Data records

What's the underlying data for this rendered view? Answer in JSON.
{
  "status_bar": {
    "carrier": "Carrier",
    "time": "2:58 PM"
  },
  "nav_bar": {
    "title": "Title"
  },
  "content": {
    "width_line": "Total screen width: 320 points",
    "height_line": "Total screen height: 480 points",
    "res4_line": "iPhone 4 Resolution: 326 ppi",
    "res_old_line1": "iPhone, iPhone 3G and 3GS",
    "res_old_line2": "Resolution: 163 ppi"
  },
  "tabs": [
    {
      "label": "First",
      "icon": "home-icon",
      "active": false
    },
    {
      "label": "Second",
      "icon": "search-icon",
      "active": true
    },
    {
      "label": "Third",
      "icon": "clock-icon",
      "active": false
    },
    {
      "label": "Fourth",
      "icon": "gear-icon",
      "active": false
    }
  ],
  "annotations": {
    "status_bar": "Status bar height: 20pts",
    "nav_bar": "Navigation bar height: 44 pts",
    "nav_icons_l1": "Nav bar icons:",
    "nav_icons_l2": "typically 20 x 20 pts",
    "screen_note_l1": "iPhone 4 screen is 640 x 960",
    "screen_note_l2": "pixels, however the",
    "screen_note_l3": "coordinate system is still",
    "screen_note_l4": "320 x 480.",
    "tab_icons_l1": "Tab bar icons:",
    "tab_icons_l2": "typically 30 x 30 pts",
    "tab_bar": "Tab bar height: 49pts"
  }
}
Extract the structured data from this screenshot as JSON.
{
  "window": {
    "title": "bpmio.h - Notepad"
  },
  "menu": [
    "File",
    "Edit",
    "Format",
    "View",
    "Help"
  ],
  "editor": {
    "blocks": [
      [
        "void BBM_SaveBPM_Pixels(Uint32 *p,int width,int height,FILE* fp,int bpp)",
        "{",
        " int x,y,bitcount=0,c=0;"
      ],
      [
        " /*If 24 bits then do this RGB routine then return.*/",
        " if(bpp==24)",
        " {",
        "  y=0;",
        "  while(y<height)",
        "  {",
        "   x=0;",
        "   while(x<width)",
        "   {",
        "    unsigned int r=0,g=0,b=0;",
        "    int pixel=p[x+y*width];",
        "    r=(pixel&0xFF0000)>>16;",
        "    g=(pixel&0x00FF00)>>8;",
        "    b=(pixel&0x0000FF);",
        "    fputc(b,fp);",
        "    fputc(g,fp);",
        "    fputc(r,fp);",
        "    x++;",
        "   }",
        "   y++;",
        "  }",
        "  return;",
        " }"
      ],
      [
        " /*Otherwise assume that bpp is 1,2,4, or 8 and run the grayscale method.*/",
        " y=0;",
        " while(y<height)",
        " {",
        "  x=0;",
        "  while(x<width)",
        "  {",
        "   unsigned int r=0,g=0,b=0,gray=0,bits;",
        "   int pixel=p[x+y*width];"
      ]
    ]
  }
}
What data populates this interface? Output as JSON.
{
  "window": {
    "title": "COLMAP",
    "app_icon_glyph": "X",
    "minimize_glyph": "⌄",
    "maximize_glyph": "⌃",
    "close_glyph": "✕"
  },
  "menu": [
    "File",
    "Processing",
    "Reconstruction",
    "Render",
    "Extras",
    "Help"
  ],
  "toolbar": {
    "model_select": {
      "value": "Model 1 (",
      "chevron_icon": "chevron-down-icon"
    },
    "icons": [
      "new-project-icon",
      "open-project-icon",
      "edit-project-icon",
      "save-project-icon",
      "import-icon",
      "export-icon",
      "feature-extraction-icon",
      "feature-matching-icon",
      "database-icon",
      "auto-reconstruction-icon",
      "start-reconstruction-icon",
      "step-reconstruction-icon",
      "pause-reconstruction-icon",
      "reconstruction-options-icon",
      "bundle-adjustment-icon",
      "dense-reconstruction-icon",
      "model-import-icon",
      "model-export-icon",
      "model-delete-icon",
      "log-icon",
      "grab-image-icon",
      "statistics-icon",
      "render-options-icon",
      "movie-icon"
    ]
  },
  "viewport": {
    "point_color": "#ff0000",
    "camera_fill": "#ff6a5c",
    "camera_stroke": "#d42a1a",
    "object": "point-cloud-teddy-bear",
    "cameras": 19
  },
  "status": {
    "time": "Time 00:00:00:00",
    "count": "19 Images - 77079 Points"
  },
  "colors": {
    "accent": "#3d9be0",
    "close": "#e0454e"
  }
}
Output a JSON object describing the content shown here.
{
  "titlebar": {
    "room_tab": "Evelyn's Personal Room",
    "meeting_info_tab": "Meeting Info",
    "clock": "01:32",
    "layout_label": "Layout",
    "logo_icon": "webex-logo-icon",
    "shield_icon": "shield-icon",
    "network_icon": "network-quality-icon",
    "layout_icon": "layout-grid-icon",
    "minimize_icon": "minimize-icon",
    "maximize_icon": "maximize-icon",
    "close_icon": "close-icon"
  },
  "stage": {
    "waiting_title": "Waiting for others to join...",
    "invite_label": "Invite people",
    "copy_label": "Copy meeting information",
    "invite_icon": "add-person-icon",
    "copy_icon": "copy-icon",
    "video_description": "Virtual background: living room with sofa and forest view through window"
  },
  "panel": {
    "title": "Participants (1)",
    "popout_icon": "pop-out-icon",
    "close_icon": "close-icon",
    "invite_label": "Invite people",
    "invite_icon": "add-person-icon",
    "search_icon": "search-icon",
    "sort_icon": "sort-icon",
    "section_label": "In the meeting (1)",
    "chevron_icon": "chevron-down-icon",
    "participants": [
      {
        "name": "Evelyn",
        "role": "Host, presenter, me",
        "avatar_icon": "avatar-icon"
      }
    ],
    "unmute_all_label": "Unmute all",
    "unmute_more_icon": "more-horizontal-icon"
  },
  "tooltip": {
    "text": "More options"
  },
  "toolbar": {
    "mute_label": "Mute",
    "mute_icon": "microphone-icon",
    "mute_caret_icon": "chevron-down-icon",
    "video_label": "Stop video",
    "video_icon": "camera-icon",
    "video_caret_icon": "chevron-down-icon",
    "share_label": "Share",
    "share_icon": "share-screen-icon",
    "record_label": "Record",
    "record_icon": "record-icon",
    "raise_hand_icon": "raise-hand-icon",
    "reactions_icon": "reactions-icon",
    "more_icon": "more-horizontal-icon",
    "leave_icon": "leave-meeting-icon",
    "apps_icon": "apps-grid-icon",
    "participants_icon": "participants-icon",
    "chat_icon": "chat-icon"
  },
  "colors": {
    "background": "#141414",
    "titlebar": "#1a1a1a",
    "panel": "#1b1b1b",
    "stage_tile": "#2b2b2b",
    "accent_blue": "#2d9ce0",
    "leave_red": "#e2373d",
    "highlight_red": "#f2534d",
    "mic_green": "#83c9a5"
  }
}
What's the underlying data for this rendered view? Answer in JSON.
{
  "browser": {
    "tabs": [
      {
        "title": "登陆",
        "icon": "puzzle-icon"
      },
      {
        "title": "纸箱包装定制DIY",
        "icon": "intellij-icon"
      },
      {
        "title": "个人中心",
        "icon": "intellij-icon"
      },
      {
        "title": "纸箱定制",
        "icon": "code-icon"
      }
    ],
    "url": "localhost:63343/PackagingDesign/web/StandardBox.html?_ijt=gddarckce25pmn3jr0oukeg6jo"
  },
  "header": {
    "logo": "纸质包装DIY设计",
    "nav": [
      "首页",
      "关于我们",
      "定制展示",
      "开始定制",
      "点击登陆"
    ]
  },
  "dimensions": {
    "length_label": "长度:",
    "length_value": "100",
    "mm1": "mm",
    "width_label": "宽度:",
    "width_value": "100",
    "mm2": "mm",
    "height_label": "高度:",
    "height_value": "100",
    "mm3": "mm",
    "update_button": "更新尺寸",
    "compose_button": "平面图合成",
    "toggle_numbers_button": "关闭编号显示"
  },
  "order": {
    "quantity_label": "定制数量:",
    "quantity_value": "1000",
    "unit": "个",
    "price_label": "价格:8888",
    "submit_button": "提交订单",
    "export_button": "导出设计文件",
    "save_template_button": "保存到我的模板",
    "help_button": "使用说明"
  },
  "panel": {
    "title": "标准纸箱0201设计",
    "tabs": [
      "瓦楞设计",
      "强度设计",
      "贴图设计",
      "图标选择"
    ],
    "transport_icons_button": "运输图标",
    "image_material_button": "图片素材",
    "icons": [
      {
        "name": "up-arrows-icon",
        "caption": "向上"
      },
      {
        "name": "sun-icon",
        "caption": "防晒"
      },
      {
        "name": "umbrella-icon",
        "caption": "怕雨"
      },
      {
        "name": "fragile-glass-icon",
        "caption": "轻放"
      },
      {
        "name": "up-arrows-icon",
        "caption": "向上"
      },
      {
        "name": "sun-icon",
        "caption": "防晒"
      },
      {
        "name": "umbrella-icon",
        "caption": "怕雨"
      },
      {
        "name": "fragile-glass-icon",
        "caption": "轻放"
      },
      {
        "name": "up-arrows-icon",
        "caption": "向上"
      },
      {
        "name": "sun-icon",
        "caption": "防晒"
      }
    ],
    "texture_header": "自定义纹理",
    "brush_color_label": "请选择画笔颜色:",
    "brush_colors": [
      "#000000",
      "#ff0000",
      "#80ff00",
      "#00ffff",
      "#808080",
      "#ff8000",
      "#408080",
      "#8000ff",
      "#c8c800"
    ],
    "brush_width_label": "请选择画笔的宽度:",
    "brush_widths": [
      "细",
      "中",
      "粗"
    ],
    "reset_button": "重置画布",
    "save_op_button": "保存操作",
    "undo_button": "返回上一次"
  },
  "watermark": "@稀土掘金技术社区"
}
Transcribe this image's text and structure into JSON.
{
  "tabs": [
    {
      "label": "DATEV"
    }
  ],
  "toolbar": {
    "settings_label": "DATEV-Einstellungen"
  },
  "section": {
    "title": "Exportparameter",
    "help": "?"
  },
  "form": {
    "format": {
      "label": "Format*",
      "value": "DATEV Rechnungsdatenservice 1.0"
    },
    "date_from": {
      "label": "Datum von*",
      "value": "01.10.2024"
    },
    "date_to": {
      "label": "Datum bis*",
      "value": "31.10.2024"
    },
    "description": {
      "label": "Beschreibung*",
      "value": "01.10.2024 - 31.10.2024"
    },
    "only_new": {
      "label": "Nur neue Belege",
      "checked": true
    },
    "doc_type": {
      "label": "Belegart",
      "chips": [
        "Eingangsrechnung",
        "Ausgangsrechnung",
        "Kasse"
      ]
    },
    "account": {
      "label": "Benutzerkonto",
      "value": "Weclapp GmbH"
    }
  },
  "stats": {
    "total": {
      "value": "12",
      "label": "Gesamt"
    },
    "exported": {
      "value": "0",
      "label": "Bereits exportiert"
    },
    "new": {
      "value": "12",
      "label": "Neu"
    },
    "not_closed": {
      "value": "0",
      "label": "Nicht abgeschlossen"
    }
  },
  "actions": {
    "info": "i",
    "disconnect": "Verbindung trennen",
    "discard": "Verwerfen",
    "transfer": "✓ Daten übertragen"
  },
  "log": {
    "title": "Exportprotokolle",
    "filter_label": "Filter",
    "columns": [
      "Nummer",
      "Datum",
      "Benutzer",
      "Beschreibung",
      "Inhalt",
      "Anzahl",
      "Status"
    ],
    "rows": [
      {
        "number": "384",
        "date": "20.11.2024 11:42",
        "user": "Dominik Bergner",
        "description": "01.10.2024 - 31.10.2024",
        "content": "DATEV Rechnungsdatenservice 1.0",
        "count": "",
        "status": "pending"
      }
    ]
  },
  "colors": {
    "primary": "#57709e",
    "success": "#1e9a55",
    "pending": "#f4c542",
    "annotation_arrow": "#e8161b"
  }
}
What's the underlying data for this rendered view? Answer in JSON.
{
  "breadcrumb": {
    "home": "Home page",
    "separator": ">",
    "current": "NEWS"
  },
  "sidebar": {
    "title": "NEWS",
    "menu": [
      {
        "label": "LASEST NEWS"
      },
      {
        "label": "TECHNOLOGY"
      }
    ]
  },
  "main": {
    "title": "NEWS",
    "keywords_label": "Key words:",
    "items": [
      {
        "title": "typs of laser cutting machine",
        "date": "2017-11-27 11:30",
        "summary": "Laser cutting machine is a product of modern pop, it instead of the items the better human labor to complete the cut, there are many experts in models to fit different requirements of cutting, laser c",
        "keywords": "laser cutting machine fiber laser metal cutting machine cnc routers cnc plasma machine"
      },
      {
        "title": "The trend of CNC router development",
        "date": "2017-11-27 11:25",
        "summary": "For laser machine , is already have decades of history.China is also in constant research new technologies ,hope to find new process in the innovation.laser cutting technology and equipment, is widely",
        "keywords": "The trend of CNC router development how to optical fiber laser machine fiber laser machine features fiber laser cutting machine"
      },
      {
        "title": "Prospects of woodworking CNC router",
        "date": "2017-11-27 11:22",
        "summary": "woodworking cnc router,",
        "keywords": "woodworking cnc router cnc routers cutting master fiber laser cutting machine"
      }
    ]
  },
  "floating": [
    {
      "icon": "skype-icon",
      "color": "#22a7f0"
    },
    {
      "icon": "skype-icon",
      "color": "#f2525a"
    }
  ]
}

# Your objective
Give only the number of lines in the data that hold the string "JSON".

# In response
7